>> Start Extracted entries

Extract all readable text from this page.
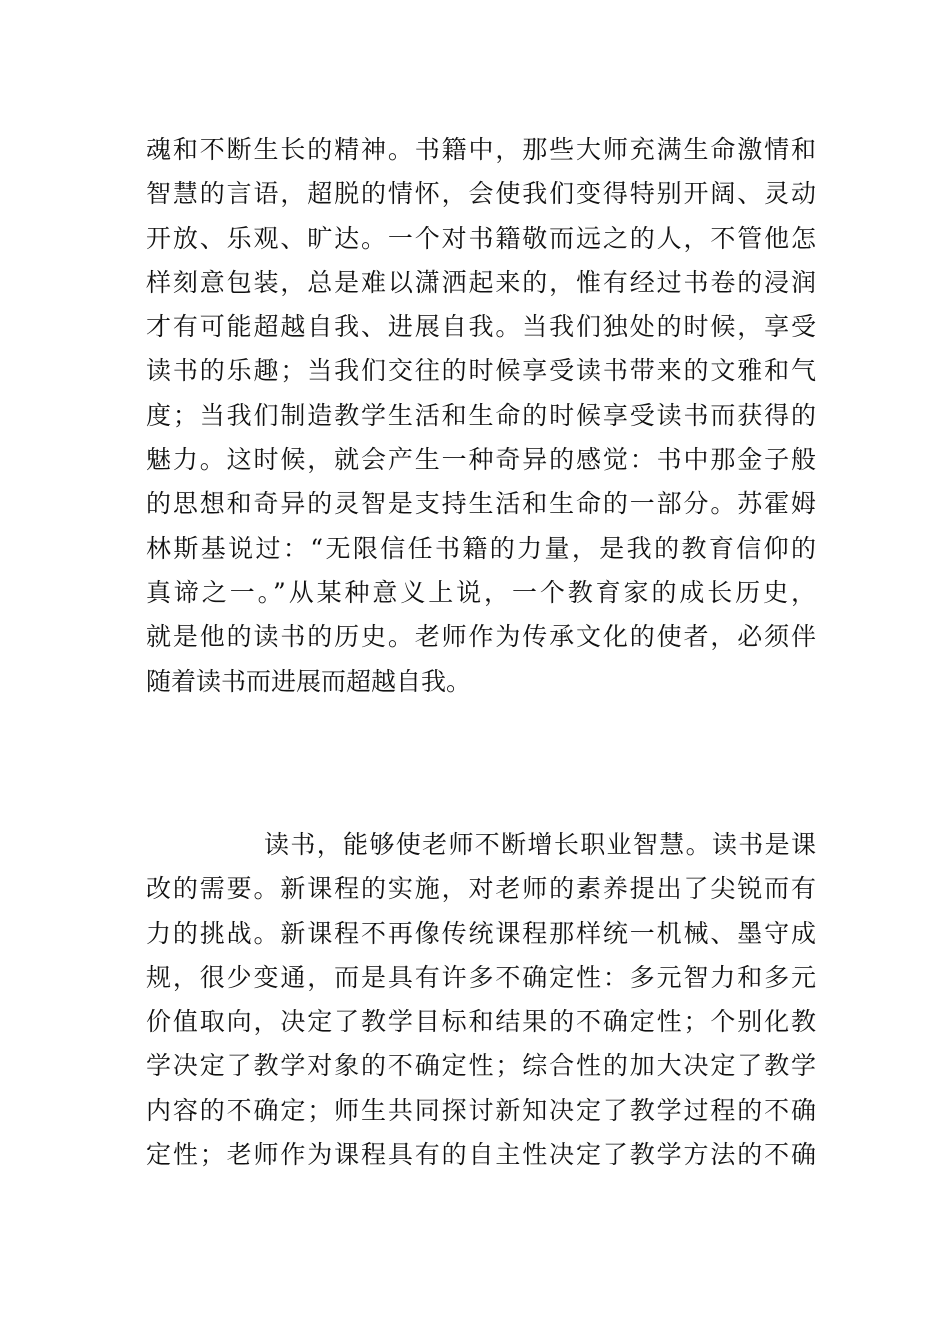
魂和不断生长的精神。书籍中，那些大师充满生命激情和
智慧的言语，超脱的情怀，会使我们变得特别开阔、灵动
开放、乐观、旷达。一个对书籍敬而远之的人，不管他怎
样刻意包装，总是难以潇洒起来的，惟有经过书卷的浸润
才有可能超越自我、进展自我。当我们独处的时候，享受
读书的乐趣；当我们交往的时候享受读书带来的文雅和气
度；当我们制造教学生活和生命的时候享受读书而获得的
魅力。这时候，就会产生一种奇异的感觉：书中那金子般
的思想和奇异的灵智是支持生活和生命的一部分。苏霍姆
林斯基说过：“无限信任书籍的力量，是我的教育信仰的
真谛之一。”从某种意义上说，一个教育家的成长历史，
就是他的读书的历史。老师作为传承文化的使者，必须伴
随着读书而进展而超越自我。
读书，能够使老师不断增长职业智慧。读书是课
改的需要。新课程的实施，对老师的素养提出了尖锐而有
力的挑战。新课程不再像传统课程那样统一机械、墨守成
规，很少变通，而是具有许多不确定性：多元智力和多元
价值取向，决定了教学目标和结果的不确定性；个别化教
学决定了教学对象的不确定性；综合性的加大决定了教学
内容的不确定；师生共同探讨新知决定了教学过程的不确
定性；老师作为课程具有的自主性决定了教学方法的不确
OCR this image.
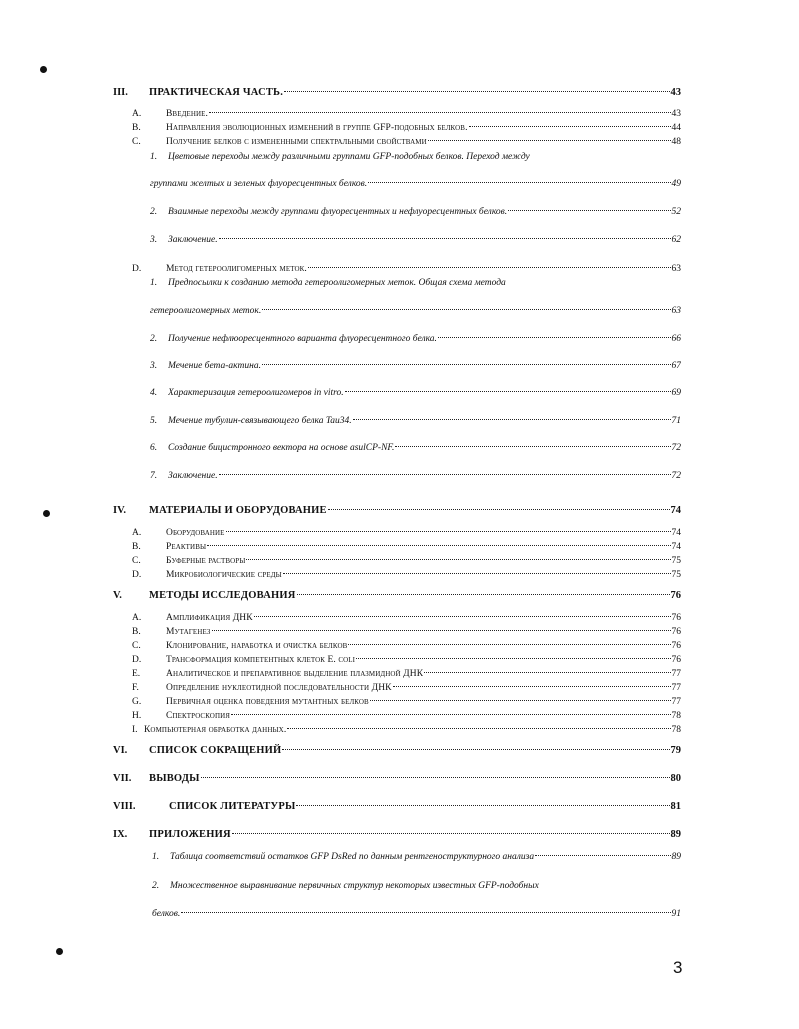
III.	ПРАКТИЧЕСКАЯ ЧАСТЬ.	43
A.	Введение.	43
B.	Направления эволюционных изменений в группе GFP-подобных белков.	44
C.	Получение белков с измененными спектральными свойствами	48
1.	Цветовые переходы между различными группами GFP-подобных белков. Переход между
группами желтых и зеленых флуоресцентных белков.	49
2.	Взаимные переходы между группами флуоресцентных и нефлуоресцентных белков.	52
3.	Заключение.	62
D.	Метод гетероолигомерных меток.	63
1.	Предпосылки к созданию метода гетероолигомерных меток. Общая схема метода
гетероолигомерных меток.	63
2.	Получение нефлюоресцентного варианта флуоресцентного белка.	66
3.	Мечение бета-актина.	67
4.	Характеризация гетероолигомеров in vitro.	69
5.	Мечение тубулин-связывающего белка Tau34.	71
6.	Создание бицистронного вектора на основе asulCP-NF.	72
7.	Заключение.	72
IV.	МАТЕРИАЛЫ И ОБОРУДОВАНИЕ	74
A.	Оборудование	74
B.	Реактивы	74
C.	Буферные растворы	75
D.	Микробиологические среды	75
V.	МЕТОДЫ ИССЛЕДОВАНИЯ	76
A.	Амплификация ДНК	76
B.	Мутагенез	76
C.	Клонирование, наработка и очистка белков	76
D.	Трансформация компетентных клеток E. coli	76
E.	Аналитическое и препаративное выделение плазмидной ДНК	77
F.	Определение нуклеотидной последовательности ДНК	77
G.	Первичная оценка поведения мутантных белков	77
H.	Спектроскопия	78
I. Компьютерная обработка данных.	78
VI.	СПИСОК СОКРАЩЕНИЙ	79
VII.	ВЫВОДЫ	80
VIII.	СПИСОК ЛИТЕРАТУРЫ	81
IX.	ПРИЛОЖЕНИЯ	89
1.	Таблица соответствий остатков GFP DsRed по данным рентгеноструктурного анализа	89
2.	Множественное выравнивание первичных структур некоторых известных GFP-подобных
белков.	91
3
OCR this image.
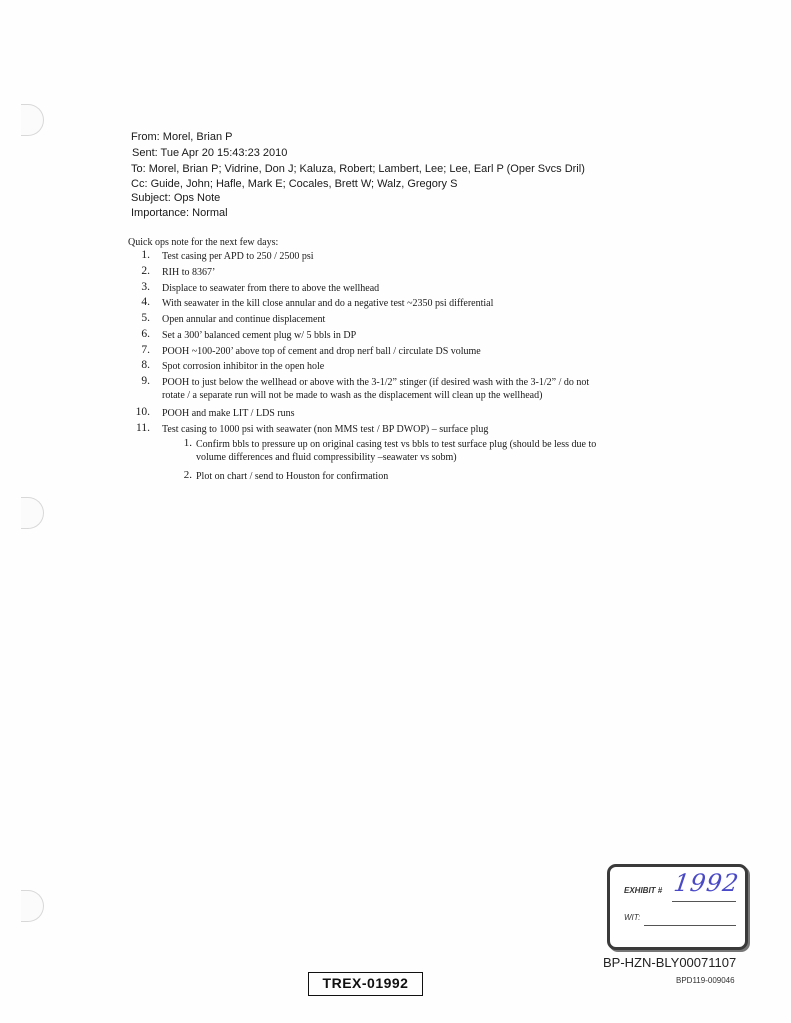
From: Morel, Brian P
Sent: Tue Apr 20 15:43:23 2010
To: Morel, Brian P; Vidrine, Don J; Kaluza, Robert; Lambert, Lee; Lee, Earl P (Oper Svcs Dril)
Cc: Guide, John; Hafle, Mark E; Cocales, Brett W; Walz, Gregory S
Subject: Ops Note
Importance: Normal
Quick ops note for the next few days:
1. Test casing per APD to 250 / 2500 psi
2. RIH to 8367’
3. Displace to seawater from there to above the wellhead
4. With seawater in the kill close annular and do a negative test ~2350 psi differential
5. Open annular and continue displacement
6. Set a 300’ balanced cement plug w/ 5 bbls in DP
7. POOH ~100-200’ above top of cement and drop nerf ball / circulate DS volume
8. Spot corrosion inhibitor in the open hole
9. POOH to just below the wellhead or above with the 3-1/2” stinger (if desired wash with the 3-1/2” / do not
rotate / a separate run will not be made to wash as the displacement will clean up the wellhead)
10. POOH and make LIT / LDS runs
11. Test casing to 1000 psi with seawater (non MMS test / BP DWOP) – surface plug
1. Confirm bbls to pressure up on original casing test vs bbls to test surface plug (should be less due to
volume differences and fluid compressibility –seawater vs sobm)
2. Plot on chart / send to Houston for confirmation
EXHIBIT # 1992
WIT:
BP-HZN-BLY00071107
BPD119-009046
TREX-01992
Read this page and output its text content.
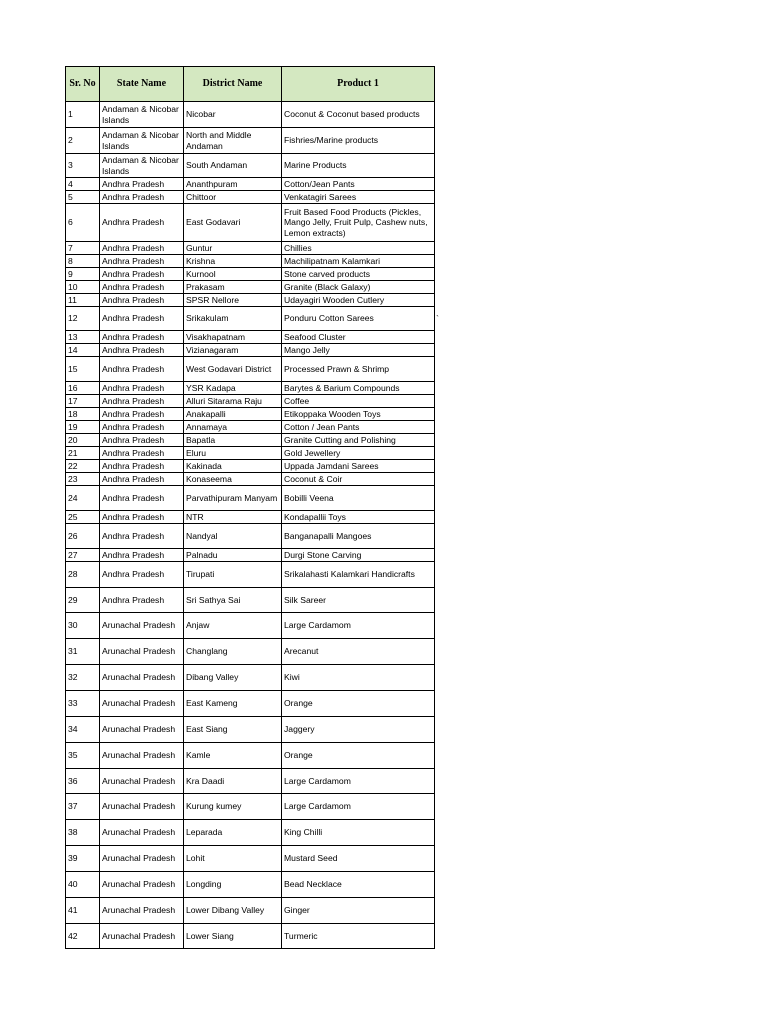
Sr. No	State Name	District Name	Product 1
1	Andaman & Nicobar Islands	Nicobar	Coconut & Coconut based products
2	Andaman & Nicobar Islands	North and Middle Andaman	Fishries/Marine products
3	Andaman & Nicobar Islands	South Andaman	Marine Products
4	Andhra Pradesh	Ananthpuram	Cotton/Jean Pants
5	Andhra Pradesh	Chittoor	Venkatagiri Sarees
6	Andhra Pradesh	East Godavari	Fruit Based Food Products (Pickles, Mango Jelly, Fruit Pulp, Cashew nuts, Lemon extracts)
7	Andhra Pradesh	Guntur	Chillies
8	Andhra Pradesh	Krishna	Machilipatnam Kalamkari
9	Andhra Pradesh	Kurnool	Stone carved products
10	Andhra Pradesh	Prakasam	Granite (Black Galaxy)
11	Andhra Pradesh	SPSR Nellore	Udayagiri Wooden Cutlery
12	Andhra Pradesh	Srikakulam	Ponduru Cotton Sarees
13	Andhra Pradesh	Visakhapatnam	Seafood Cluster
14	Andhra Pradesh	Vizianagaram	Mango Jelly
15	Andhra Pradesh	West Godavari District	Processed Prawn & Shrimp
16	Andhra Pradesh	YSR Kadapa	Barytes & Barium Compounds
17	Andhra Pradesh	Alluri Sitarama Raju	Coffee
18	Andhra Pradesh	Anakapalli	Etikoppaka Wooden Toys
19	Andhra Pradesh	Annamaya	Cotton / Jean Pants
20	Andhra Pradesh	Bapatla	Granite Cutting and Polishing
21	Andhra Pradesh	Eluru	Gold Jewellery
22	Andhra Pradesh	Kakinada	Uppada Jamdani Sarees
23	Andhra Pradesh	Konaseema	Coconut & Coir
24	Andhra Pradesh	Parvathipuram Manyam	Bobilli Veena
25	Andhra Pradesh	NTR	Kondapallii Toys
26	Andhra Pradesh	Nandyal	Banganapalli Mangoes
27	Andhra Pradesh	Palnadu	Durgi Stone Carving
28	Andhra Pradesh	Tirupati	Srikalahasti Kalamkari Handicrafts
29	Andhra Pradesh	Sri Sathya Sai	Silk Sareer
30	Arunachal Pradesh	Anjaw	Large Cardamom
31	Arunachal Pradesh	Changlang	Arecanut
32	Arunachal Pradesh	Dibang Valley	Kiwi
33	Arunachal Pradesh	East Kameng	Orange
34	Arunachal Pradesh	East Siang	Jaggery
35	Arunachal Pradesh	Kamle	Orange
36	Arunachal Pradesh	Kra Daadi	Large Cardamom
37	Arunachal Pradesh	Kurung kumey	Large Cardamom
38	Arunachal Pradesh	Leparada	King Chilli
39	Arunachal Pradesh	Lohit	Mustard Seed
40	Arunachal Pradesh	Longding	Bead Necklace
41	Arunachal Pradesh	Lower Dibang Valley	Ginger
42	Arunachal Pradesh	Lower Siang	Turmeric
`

>> End Extracted entries

Instructions to follow: Omit every image. Quote each record exactly.

Correct output:
Extract all readable text from this page.
魂和不断生长的精神。书籍中，那些大师充满生命激情和
智慧的言语，超脱的情怀，会使我们变得特别开阔、灵动
开放、乐观、旷达。一个对书籍敬而远之的人，不管他怎
样刻意包装，总是难以潇洒起来的，惟有经过书卷的浸润
才有可能超越自我、进展自我。当我们独处的时候，享受
读书的乐趣；当我们交往的时候享受读书带来的文雅和气
度；当我们制造教学生活和生命的时候享受读书而获得的
魅力。这时候，就会产生一种奇异的感觉：书中那金子般
的思想和奇异的灵智是支持生活和生命的一部分。苏霍姆
林斯基说过：“无限信任书籍的力量，是我的教育信仰的
真谛之一。”从某种意义上说，一个教育家的成长历史，
就是他的读书的历史。老师作为传承文化的使者，必须伴
随着读书而进展而超越自我。
读书，能够使老师不断增长职业智慧。读书是课
改的需要。新课程的实施，对老师的素养提出了尖锐而有
力的挑战。新课程不再像传统课程那样统一机械、墨守成
规，很少变通，而是具有许多不确定性：多元智力和多元
价值取向，决定了教学目标和结果的不确定性；个别化教
学决定了教学对象的不确定性；综合性的加大决定了教学
内容的不确定；师生共同探讨新知决定了教学过程的不确
定性；老师作为课程具有的自主性决定了教学方法的不确
OCR this image.
III.	ПРАКТИЧЕСКАЯ ЧАСТЬ.	43
A.	Введение.	43
B.	Направления эволюционных изменений в группе GFP-подобных белков.	44
C.	Получение белков с измененными спектральными свойствами	48
1.	Цветовые переходы между различными группами GFP-подобных белков. Переход между
группами желтых и зеленых флуоресцентных белков.	49
2.	Взаимные переходы между группами флуоресцентных и нефлуоресцентных белков.	52
3.	Заключение.	62
D.	Метод гетероолигомерных меток.	63
1.	Предпосылки к созданию метода гетероолигомерных меток. Общая схема метода
гетероолигомерных меток.	63
2.	Получение нефлюоресцентного варианта флуоресцентного белка.	66
3.	Мечение бета-актина.	67
4.	Характеризация гетероолигомеров in vitro.	69
5.	Мечение тубулин-связывающего белка Tau34.	71
6.	Создание бицистронного вектора на основе asulCP-NF.	72
7.	Заключение.	72
IV.	МАТЕРИАЛЫ И ОБОРУДОВАНИЕ	74
A.	Оборудование	74
B.	Реактивы	74
C.	Буферные растворы	75
D.	Микробиологические среды	75
V.	МЕТОДЫ ИССЛЕДОВАНИЯ	76
A.	Амплификация ДНК	76
B.	Мутагенез	76
C.	Клонирование, наработка и очистка белков	76
D.	Трансформация компетентных клеток E. coli	76
E.	Аналитическое и препаративное выделение плазмидной ДНК	77
F.	Определение нуклеотидной последовательности ДНК	77
G.	Первичная оценка поведения мутантных белков	77
H.	Спектроскопия	78
I. Компьютерная обработка данных.	78
VI.	СПИСОК СОКРАЩЕНИЙ	79
VII.	ВЫВОДЫ	80
VIII.	СПИСОК ЛИТЕРАТУРЫ	81
IX.	ПРИЛОЖЕНИЯ	89
1.	Таблица соответствий остатков GFP DsRed по данным рентгеноструктурного анализа	89
2.	Множественное выравнивание первичных структур некоторых известных GFP-подобных
белков.	91
3
OCR this image.
From: Morel, Brian P
Sent: Tue Apr 20 15:43:23 2010
To: Morel, Brian P; Vidrine, Don J; Kaluza, Robert; Lambert, Lee; Lee, Earl P (Oper Svcs Dril)
Cc: Guide, John; Hafle, Mark E; Cocales, Brett W; Walz, Gregory S
Subject: Ops Note
Importance: Normal
Quick ops note for the next few days:
1. Test casing per APD to 250 / 2500 psi
2. RIH to 8367’
3. Displace to seawater from there to above the wellhead
4. With seawater in the kill close annular and do a negative test ~2350 psi differential
5. Open annular and continue displacement
6. Set a 300’ balanced cement plug w/ 5 bbls in DP
7. POOH ~100-200’ above top of cement and drop nerf ball / circulate DS volume
8. Spot corrosion inhibitor in the open hole
9. POOH to just below the wellhead or above with the 3-1/2” stinger (if desired wash with the 3-1/2” / do not
rotate / a separate run will not be made to wash as the displacement will clean up the wellhead)
10. POOH and make LIT / LDS runs
11. Test casing to 1000 psi with seawater (non MMS test / BP DWOP) – surface plug
1. Confirm bbls to pressure up on original casing test vs bbls to test surface plug (should be less due to
volume differences and fluid compressibility –seawater vs sobm)
2. Plot on chart / send to Houston for confirmation
EXHIBIT # 1992
WIT:
BP-HZN-BLY00071107
BPD119-009046
TREX-01992
Read this page and output its text content.
Sr. No	State Name	District Name	Product 1
1	Andaman & Nicobar Islands	Nicobar	Coconut & Coconut based products
2	Andaman & Nicobar Islands	North and Middle Andaman	Fishries/Marine products
3	Andaman & Nicobar Islands	South Andaman	Marine Products
4	Andhra Pradesh	Ananthpuram	Cotton/Jean Pants
5	Andhra Pradesh	Chittoor	Venkatagiri Sarees
6	Andhra Pradesh	East Godavari	Fruit Based Food Products (Pickles, Mango Jelly, Fruit Pulp, Cashew nuts, Lemon extracts)
7	Andhra Pradesh	Guntur	Chillies
8	Andhra Pradesh	Krishna	Machilipatnam Kalamkari
9	Andhra Pradesh	Kurnool	Stone carved products
10	Andhra Pradesh	Prakasam	Granite (Black Galaxy)
11	Andhra Pradesh	SPSR Nellore	Udayagiri Wooden Cutlery
12	Andhra Pradesh	Srikakulam	Ponduru Cotton Sarees
13	Andhra Pradesh	Visakhapatnam	Seafood Cluster
14	Andhra Pradesh	Vizianagaram	Mango Jelly
15	Andhra Pradesh	West Godavari District	Processed Prawn & Shrimp
16	Andhra Pradesh	YSR Kadapa	Barytes & Barium Compounds
17	Andhra Pradesh	Alluri Sitarama Raju	Coffee
18	Andhra Pradesh	Anakapalli	Etikoppaka Wooden Toys
19	Andhra Pradesh	Annamaya	Cotton / Jean Pants
20	Andhra Pradesh	Bapatla	Granite Cutting and Polishing
21	Andhra Pradesh	Eluru	Gold Jewellery
22	Andhra Pradesh	Kakinada	Uppada Jamdani Sarees
23	Andhra Pradesh	Konaseema	Coconut & Coir
24	Andhra Pradesh	Parvathipuram Manyam	Bobilli Veena
25	Andhra Pradesh	NTR	Kondapallii Toys
26	Andhra Pradesh	Nandyal	Banganapalli Mangoes
27	Andhra Pradesh	Palnadu	Durgi Stone Carving
28	Andhra Pradesh	Tirupati	Srikalahasti Kalamkari Handicrafts
29	Andhra Pradesh	Sri Sathya Sai	Silk Sareer
30	Arunachal Pradesh	Anjaw	Large Cardamom
31	Arunachal Pradesh	Changlang	Arecanut
32	Arunachal Pradesh	Dibang Valley	Kiwi
33	Arunachal Pradesh	East Kameng	Orange
34	Arunachal Pradesh	East Siang	Jaggery
35	Arunachal Pradesh	Kamle	Orange
36	Arunachal Pradesh	Kra Daadi	Large Cardamom
37	Arunachal Pradesh	Kurung kumey	Large Cardamom
38	Arunachal Pradesh	Leparada	King Chilli
39	Arunachal Pradesh	Lohit	Mustard Seed
40	Arunachal Pradesh	Longding	Bead Necklace
41	Arunachal Pradesh	Lower Dibang Valley	Ginger
42	Arunachal Pradesh	Lower Siang	Turmeric
`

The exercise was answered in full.